Select the lines of the records containing the word "desired" and list them.

Record list:
· · ·

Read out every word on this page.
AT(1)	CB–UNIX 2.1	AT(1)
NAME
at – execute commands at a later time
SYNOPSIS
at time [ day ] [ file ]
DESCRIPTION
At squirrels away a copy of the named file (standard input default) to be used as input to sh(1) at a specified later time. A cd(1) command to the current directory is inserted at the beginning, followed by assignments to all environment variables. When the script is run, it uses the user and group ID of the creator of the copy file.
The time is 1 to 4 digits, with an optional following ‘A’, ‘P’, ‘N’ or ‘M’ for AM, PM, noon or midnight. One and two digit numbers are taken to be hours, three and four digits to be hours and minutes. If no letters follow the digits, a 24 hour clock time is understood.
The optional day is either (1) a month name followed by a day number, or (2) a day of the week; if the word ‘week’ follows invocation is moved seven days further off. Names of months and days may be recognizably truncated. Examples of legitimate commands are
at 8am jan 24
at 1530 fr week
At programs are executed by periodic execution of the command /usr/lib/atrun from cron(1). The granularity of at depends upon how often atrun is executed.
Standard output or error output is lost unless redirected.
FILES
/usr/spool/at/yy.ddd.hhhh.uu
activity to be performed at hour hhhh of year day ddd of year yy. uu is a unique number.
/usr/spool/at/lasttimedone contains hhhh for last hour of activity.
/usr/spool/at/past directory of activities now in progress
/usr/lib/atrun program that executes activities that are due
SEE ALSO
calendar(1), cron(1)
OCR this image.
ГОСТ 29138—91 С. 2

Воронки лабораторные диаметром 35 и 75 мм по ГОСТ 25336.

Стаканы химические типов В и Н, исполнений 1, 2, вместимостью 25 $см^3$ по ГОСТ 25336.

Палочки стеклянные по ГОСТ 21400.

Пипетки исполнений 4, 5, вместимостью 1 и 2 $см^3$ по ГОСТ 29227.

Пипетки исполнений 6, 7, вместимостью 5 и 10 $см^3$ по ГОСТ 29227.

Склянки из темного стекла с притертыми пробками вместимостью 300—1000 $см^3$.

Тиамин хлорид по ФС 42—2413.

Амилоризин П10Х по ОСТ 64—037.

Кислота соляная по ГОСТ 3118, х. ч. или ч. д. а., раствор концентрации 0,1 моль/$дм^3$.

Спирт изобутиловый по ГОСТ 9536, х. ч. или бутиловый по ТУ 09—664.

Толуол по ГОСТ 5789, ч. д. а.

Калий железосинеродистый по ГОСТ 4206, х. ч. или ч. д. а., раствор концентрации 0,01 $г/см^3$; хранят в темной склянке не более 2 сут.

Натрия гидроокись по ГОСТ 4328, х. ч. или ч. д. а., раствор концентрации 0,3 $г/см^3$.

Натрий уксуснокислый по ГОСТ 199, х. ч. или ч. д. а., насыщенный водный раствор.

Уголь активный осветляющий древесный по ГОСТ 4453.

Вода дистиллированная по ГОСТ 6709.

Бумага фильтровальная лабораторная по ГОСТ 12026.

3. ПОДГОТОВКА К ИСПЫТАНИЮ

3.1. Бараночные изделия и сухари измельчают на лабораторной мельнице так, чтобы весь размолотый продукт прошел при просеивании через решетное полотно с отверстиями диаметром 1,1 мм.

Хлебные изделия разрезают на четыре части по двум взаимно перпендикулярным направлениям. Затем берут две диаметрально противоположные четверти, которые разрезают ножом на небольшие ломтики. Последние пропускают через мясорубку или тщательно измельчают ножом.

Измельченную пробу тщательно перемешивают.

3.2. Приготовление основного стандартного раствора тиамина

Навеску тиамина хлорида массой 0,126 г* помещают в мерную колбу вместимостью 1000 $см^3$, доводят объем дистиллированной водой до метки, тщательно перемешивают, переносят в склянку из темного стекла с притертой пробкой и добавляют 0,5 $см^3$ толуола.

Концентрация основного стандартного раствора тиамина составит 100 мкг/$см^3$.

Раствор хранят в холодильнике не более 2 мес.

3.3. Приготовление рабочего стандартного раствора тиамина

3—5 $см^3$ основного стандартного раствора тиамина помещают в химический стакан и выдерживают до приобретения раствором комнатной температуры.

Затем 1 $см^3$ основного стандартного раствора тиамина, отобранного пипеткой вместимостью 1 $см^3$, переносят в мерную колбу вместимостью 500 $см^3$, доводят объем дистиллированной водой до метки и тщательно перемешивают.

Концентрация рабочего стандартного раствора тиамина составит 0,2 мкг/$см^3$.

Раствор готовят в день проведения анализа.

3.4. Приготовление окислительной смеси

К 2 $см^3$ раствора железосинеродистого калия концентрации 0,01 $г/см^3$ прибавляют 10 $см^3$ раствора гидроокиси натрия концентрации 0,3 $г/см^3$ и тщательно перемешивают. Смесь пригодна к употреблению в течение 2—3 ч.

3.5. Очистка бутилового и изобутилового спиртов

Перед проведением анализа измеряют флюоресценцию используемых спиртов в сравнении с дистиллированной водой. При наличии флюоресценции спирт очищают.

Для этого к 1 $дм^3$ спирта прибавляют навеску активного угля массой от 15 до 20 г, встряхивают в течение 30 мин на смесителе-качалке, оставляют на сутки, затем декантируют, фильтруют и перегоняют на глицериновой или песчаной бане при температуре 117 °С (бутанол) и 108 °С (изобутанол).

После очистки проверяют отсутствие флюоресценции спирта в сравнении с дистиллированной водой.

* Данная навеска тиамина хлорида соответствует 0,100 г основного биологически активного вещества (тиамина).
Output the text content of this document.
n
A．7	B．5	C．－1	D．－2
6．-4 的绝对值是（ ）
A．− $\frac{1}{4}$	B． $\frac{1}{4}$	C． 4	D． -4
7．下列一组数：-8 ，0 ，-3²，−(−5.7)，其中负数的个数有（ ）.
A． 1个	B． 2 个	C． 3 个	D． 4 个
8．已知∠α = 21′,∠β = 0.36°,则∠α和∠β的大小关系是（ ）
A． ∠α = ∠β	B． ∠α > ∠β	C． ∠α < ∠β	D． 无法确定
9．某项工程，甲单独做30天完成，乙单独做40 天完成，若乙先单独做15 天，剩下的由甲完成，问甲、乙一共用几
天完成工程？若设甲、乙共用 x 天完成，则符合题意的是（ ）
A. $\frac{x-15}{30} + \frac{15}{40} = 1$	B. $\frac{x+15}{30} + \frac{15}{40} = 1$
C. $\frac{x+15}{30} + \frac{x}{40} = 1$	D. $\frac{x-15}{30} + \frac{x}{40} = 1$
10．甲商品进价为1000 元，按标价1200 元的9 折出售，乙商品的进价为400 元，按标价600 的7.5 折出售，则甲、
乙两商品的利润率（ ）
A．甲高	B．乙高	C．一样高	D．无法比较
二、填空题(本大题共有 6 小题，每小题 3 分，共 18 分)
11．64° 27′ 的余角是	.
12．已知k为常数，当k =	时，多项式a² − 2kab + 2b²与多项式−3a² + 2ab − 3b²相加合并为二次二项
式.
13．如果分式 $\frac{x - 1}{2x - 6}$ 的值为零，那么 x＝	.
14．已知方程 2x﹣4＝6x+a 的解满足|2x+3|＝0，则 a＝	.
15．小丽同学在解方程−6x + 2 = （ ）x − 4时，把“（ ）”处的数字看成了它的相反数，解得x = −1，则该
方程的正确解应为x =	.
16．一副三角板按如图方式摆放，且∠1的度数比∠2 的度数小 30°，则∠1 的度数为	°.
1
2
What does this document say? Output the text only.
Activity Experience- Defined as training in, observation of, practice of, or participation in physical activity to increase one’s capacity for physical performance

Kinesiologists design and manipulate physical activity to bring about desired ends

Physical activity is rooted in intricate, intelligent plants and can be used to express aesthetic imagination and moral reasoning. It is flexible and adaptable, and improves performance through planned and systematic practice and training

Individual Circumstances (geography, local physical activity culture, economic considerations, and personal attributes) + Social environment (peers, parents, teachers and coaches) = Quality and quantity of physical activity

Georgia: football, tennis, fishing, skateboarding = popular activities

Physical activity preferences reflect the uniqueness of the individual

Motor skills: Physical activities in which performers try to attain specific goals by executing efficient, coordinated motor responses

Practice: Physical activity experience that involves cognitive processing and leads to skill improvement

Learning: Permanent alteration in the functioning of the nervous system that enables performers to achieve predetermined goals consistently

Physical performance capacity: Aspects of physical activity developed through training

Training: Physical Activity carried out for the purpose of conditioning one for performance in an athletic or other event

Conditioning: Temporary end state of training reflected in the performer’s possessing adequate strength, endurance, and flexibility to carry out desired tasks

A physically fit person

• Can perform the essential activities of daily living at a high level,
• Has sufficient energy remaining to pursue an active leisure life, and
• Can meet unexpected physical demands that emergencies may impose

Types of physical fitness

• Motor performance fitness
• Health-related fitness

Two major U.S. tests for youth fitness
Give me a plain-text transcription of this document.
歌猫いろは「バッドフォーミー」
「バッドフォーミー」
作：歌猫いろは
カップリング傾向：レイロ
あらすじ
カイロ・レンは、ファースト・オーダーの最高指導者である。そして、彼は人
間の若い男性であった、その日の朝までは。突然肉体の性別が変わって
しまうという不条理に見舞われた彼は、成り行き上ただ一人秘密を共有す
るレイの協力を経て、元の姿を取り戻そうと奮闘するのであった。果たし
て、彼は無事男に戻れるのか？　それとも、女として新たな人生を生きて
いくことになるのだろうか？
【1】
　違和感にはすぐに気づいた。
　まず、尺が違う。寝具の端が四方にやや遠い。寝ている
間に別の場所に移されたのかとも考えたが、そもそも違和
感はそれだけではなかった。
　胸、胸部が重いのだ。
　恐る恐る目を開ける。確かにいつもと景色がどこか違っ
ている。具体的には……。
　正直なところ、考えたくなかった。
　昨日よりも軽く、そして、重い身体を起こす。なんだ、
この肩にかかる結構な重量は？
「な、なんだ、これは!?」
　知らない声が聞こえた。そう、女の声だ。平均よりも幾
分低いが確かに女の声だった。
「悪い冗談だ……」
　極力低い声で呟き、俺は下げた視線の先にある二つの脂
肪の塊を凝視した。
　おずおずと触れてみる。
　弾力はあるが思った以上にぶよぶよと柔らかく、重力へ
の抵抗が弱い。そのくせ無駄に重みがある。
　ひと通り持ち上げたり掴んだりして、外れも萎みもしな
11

· · ·

Response below:
Kinesiologists design and manipulate physical activity to bring about desired ends
Conditioning: Temporary end state of training reflected in the performer’s possessing adequate strength, endurance, and flexibility to carry out desired tasks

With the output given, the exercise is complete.